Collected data
::::

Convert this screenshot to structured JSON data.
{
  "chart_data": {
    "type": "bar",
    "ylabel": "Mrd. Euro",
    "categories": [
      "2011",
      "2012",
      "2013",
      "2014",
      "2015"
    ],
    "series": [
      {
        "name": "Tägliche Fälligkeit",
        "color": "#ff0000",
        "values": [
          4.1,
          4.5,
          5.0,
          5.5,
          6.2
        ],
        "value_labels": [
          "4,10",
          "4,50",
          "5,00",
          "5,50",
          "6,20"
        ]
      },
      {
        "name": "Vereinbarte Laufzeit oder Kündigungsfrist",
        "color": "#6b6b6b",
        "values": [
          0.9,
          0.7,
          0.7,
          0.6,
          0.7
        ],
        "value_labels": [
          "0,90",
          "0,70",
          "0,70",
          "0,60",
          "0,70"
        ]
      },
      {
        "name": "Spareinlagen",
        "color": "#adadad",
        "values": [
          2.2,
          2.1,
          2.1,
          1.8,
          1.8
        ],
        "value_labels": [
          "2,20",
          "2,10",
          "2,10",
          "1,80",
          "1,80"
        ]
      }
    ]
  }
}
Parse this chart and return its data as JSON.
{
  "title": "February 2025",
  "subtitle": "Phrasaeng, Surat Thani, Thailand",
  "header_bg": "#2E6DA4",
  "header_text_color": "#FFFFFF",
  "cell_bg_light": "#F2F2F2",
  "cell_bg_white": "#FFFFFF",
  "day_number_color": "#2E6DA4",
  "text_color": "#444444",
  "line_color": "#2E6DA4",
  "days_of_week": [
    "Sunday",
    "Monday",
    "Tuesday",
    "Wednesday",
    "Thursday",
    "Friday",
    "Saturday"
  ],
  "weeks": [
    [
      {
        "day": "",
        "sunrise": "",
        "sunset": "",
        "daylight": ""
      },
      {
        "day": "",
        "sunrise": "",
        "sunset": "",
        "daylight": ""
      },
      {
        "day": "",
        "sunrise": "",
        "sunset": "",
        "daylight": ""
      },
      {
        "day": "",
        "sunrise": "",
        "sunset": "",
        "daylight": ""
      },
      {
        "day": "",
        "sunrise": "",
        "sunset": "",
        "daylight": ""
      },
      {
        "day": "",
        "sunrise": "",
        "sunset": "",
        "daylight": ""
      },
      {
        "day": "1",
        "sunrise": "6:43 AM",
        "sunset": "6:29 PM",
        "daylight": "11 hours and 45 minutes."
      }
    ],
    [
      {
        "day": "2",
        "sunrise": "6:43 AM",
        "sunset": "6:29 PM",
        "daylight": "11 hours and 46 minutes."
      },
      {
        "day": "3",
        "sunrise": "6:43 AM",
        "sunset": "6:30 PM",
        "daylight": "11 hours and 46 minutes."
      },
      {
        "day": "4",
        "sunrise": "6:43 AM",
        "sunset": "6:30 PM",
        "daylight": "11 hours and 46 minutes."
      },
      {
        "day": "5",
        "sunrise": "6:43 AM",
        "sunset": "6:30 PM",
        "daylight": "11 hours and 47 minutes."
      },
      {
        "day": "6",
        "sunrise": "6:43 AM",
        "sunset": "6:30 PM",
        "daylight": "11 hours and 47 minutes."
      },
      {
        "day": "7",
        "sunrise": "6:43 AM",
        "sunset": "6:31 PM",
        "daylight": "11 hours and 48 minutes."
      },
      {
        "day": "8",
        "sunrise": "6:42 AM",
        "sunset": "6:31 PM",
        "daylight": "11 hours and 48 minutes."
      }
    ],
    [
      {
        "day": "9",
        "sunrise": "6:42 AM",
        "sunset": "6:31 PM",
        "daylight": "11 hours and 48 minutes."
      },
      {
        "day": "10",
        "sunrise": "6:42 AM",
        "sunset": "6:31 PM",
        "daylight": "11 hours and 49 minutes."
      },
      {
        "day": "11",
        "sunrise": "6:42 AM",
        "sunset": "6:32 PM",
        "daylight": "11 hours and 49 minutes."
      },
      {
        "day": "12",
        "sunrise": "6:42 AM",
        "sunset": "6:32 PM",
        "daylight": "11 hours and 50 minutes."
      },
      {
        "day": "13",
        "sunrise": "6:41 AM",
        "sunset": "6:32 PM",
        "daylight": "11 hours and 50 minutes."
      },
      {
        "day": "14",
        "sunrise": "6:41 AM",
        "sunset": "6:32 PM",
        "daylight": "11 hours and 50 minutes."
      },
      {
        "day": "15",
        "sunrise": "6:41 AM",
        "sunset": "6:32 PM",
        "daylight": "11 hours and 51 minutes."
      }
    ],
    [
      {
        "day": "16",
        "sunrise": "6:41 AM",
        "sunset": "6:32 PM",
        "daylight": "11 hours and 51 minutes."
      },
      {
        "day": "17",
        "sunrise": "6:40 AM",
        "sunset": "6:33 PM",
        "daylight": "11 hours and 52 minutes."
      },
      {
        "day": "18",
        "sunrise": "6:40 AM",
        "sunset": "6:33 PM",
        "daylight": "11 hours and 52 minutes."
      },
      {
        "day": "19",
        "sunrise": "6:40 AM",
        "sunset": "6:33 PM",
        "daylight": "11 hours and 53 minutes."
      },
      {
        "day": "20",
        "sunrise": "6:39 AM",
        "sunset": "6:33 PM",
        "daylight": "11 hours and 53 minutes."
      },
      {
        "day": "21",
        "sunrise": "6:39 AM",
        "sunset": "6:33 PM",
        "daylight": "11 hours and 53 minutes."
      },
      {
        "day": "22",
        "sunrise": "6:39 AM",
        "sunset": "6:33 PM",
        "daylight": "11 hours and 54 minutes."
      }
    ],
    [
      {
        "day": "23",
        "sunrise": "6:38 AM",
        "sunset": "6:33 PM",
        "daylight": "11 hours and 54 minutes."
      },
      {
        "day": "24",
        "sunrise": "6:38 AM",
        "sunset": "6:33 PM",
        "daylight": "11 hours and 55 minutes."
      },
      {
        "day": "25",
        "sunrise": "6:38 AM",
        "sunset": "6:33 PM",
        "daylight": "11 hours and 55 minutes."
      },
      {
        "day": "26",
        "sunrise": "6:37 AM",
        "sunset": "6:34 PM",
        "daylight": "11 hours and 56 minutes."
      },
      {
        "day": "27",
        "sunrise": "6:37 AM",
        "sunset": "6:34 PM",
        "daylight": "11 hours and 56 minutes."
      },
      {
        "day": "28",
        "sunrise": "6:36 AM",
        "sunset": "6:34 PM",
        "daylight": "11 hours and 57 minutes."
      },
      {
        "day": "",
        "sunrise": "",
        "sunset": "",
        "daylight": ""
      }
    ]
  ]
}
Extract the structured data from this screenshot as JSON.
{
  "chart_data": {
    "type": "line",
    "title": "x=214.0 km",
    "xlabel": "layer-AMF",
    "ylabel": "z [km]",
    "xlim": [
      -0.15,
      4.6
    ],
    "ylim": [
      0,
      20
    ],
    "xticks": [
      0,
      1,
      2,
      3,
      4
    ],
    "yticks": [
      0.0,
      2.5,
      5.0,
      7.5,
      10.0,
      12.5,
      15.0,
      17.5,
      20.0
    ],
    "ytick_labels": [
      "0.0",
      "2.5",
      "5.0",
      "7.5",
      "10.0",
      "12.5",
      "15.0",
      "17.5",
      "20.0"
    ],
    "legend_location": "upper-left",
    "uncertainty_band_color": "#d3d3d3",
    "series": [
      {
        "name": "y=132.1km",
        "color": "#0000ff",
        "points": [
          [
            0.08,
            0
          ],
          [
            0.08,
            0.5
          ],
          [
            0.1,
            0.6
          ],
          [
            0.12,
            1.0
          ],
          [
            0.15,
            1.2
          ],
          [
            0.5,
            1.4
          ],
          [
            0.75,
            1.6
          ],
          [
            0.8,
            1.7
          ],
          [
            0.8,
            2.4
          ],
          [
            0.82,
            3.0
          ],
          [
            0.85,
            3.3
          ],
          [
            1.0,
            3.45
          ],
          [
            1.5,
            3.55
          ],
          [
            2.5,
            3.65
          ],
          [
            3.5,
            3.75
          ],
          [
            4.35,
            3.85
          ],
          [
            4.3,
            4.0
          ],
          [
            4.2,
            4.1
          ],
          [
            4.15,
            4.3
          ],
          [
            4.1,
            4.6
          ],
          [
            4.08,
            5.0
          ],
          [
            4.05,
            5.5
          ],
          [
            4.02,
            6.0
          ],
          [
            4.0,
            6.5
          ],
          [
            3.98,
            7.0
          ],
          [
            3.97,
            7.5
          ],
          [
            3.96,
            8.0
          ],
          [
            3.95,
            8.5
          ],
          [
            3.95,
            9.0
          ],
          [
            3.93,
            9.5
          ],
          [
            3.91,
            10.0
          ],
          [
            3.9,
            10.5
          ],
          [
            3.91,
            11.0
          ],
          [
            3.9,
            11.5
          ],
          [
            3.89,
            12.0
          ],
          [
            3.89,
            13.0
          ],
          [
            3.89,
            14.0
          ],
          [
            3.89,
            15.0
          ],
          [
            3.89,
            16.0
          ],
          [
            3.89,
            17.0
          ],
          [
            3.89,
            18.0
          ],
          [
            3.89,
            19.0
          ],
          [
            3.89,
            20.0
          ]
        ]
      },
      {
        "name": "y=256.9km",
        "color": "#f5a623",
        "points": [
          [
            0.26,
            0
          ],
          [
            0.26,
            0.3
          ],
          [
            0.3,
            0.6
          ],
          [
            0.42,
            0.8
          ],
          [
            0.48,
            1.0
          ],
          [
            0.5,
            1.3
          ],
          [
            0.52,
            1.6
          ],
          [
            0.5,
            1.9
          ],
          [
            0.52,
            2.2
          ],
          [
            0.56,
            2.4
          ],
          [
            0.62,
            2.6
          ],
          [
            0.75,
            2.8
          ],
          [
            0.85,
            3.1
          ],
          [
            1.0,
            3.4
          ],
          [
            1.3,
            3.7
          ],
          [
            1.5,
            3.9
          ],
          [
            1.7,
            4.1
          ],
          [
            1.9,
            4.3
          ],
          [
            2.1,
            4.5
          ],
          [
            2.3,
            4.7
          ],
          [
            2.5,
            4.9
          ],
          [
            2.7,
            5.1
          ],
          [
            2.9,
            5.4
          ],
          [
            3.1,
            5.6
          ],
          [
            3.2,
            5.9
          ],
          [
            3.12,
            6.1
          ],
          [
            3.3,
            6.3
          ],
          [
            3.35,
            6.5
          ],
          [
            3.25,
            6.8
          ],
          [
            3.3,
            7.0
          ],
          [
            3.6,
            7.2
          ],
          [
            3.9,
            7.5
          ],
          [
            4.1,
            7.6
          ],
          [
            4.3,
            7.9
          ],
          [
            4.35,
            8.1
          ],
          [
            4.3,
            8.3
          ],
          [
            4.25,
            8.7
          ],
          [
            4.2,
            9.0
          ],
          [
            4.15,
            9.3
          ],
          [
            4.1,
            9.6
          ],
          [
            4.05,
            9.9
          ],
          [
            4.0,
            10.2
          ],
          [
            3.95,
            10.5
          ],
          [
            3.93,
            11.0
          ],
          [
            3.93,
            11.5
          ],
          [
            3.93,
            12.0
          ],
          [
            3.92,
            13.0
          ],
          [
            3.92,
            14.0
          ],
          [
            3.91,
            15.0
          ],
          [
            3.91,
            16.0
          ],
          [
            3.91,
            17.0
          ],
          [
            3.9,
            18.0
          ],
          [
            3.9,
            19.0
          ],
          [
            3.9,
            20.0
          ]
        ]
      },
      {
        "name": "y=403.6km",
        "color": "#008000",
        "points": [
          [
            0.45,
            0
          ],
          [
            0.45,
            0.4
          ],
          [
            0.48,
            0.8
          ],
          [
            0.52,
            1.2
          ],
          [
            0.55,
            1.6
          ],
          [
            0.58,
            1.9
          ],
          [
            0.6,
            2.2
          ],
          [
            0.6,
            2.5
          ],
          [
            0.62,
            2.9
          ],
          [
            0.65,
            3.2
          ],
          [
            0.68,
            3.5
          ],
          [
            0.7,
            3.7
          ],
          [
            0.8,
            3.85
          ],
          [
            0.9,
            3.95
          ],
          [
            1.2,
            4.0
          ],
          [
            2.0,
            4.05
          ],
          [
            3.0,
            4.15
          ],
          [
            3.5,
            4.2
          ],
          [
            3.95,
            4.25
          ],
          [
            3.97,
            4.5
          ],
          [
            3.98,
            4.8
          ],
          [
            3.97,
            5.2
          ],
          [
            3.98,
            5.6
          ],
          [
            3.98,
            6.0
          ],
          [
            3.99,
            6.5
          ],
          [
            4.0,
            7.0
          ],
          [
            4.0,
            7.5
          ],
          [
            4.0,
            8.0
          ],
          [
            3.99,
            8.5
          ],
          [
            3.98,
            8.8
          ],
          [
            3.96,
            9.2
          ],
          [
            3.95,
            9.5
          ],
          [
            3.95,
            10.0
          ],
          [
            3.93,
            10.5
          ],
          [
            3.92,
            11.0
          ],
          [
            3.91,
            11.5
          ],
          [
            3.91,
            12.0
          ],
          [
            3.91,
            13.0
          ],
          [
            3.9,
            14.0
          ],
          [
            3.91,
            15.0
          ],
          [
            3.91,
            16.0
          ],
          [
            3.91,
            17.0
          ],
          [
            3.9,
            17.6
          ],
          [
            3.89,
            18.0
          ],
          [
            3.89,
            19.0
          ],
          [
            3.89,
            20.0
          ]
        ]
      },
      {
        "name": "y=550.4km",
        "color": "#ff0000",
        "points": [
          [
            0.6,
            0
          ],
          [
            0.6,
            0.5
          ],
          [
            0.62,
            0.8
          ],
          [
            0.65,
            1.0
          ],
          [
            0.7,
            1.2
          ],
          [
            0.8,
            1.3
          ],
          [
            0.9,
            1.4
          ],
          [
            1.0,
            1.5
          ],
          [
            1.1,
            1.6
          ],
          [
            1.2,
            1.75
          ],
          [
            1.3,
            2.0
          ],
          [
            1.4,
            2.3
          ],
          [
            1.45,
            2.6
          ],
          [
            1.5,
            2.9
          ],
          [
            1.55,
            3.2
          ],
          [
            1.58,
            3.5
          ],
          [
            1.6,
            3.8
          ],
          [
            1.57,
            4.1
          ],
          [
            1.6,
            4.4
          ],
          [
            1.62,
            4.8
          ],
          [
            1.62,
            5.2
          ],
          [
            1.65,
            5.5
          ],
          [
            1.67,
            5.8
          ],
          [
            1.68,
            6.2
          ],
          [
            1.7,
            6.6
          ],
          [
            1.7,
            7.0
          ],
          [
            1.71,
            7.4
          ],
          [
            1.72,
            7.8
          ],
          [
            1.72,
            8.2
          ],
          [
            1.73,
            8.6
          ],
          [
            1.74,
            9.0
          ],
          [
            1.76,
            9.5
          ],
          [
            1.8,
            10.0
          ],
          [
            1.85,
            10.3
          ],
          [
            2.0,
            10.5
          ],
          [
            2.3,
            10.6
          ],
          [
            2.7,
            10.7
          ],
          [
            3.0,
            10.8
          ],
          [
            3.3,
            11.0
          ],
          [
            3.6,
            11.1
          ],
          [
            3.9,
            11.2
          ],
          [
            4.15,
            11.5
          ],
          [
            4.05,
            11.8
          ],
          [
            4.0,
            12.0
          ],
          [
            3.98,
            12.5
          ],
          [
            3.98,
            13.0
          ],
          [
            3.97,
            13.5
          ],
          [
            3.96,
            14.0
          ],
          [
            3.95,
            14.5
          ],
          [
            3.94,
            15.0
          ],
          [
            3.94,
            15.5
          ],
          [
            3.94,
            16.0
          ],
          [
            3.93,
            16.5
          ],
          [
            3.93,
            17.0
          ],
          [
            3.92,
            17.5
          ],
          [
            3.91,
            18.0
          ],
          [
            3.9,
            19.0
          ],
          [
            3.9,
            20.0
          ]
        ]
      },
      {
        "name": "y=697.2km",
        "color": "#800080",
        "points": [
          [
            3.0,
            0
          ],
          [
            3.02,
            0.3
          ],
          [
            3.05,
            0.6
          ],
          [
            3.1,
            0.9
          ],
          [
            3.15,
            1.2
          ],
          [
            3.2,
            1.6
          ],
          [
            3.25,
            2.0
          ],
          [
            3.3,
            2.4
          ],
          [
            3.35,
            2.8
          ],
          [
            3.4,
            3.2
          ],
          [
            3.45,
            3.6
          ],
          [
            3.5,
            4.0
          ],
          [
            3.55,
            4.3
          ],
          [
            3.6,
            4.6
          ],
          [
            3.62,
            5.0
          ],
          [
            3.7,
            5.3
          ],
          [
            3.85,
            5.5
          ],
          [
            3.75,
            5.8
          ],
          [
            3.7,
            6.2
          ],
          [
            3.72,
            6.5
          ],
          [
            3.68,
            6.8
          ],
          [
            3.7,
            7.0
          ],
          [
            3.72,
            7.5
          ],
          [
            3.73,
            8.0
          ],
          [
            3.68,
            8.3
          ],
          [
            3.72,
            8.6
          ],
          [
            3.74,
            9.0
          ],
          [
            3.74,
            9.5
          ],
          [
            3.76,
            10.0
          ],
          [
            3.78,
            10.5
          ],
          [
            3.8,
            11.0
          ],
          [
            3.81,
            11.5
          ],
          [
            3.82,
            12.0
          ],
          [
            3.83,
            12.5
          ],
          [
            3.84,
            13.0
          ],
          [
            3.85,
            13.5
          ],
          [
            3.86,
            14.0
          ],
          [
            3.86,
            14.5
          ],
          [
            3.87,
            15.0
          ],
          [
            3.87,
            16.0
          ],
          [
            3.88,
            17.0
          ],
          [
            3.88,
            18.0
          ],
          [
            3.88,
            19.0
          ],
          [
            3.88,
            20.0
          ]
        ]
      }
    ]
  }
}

::::

[DIRECTIONS]
Tally the lines above containing "name". Answer with the count only.

[RESULT]
8